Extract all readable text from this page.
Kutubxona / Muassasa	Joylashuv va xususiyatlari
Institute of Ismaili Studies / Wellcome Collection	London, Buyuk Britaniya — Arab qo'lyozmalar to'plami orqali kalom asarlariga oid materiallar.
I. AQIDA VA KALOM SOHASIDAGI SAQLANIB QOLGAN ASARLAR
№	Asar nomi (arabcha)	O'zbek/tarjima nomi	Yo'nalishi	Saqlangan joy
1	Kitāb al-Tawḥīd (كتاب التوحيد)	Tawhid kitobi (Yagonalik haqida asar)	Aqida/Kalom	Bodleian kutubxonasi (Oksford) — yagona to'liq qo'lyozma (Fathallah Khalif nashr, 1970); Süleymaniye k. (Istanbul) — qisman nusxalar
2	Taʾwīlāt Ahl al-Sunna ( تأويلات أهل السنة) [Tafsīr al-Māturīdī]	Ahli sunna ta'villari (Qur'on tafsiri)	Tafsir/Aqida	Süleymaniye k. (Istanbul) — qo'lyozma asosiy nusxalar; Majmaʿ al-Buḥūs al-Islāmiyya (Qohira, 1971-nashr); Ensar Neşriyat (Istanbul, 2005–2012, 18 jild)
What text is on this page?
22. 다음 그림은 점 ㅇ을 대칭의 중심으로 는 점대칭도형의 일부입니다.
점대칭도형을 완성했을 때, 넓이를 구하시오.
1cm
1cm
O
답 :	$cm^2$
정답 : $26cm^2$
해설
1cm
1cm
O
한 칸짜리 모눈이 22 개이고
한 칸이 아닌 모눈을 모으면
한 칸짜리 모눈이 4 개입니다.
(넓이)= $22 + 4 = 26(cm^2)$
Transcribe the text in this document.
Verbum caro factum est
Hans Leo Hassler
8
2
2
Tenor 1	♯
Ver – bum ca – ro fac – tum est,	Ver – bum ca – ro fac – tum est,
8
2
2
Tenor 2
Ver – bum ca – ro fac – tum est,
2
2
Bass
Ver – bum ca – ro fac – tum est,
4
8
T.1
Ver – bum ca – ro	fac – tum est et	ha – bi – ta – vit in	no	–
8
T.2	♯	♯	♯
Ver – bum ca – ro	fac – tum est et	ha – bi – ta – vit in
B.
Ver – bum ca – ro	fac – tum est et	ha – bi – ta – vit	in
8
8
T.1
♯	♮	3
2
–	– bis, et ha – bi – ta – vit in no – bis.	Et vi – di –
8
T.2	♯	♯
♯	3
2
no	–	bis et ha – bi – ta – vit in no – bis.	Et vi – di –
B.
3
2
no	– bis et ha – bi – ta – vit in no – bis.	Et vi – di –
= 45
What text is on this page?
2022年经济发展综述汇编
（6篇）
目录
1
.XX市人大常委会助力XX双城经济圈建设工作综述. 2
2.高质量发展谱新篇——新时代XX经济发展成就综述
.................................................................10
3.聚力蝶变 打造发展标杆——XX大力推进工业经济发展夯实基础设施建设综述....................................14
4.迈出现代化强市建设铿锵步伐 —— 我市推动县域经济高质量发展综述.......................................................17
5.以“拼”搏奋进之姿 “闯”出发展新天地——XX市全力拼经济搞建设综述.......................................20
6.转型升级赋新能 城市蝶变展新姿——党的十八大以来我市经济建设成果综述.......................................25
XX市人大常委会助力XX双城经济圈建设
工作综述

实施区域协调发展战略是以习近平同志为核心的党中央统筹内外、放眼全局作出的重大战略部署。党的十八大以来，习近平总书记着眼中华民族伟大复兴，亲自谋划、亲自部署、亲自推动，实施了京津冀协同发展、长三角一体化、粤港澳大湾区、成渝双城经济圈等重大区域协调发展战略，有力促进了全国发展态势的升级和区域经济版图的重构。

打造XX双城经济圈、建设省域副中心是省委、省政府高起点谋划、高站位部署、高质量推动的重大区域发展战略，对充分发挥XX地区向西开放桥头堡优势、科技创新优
▬▬▬
Task instructions ▸ Every line that holds the word "nashr" counts once; state the total number of such lines and nothing else.

Full answer ▸ 2